* _Task goal_: Keep only the lines where "student" appears.

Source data
* * * *

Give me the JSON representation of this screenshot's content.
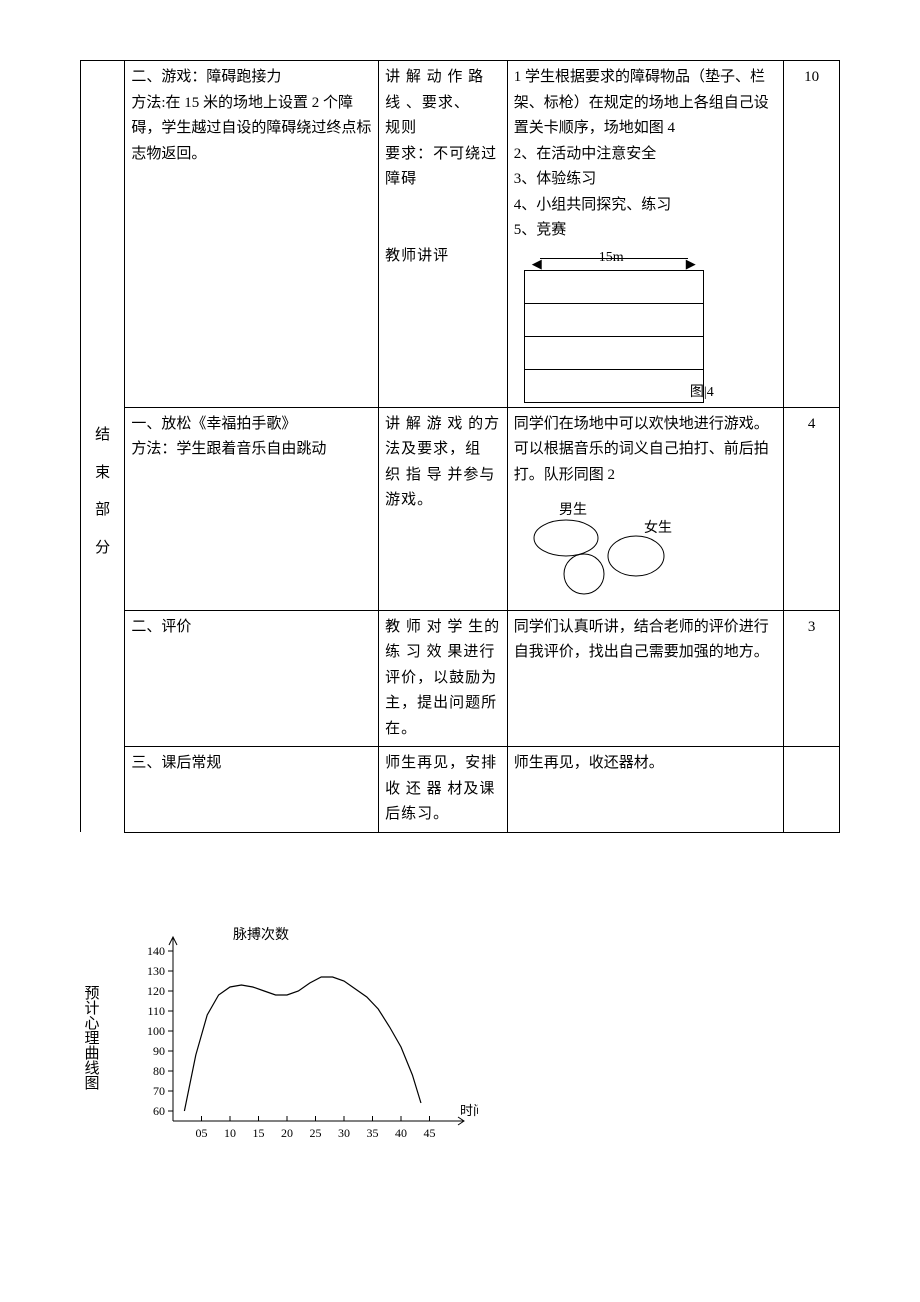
{
  "rows": {
    "r1": {
      "content": "二、游戏：障碍跑接力\n方法:在 15 米的场地上设置 2 个障碍，学生越过自设的障碍绕过终点标志物返回。",
      "teacher": "讲 解 动 作 路\n线 、要求、\n规则\n要求：不可绕过障碍\n\n\n教师讲评",
      "student": "1 学生根据要求的障碍物品（垫子、栏架、标枪）在规定的场地上各组自己设置关卡顺序，场地如图 4\n2、在活动中注意安全\n3、体验练习\n4、小组共同探究、练习\n5、竞赛",
      "time": "10",
      "fig4_dist": "15m",
      "fig4_caption": "图|4"
    },
    "r2": {
      "content": "一、放松《幸福拍手歌》\n方法：学生跟着音乐自由跳动",
      "teacher": "讲 解 游 戏 的方法及要求，组 织 指 导 并参与游戏。",
      "student": "同学们在场地中可以欢快地进行游戏。可以根据音乐的词义自己拍打、前后拍打。队形同图 2",
      "time": "4",
      "boy": "男生",
      "girl": "女生"
    },
    "r3": {
      "content": "二、评价",
      "teacher": "教 师 对 学 生的 练 习 效 果进行评价，以鼓励为主，提出问题所在。",
      "student": "同学们认真听讲，结合老师的评价进行自我评价，找出自己需要加强的地方。",
      "time": "3"
    },
    "r4": {
      "content": "三、课后常规",
      "teacher": "师生再见，安排 收 还 器 材及课后练习。",
      "student": "师生再见，收还器材。",
      "time": ""
    }
  },
  "section_label": [
    "结",
    "束",
    "部",
    "分"
  ],
  "chart": {
    "vert_label": "预计心理曲线图",
    "type": "line",
    "title": "脉搏次数",
    "xlabel": "时间",
    "xlim": [
      0,
      50
    ],
    "ylim": [
      55,
      145
    ],
    "xticks": [
      5,
      10,
      15,
      20,
      25,
      30,
      35,
      40,
      45
    ],
    "xtick_labels": [
      "05",
      "10",
      "15",
      "20",
      "25",
      "30",
      "35",
      "40",
      "45"
    ],
    "yticks": [
      60,
      70,
      80,
      90,
      100,
      110,
      120,
      130,
      140
    ],
    "ytick_labels": [
      "60",
      "70",
      "80",
      "90",
      "100",
      "110",
      "120",
      "130",
      "140"
    ],
    "curve": [
      [
        2,
        60
      ],
      [
        4,
        88
      ],
      [
        6,
        108
      ],
      [
        8,
        118
      ],
      [
        10,
        122
      ],
      [
        12,
        123
      ],
      [
        14,
        122
      ],
      [
        16,
        120
      ],
      [
        18,
        118
      ],
      [
        20,
        118
      ],
      [
        22,
        120
      ],
      [
        24,
        124
      ],
      [
        26,
        127
      ],
      [
        28,
        127
      ],
      [
        30,
        125
      ],
      [
        32,
        121
      ],
      [
        34,
        117
      ],
      [
        36,
        111
      ],
      [
        38,
        102
      ],
      [
        40,
        92
      ],
      [
        42,
        78
      ],
      [
        43.5,
        64
      ]
    ],
    "axis_color": "#000000",
    "line_color": "#000000",
    "background": "#ffffff",
    "line_width": 1.2,
    "font_size": 12
  }
}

* * * *

* _Exercise output_:
      "student": "1 学生根据要求的障碍物品（垫子、栏架、标枪）在规定的场地上各组自己设置关卡顺序，场地如图 4\n2、在活动中注意安全\n3、体验练习\n4、小组共同探究、练习\n5、竞赛",
      "student": "同学们在场地中可以欢快地进行游戏。可以根据音乐的词义自己拍打、前后拍打。队形同图 2",
      "student": "同学们认真听讲，结合老师的评价进行自我评价，找出自己需要加强的地方。",
      "student": "师生再见，收还器材。",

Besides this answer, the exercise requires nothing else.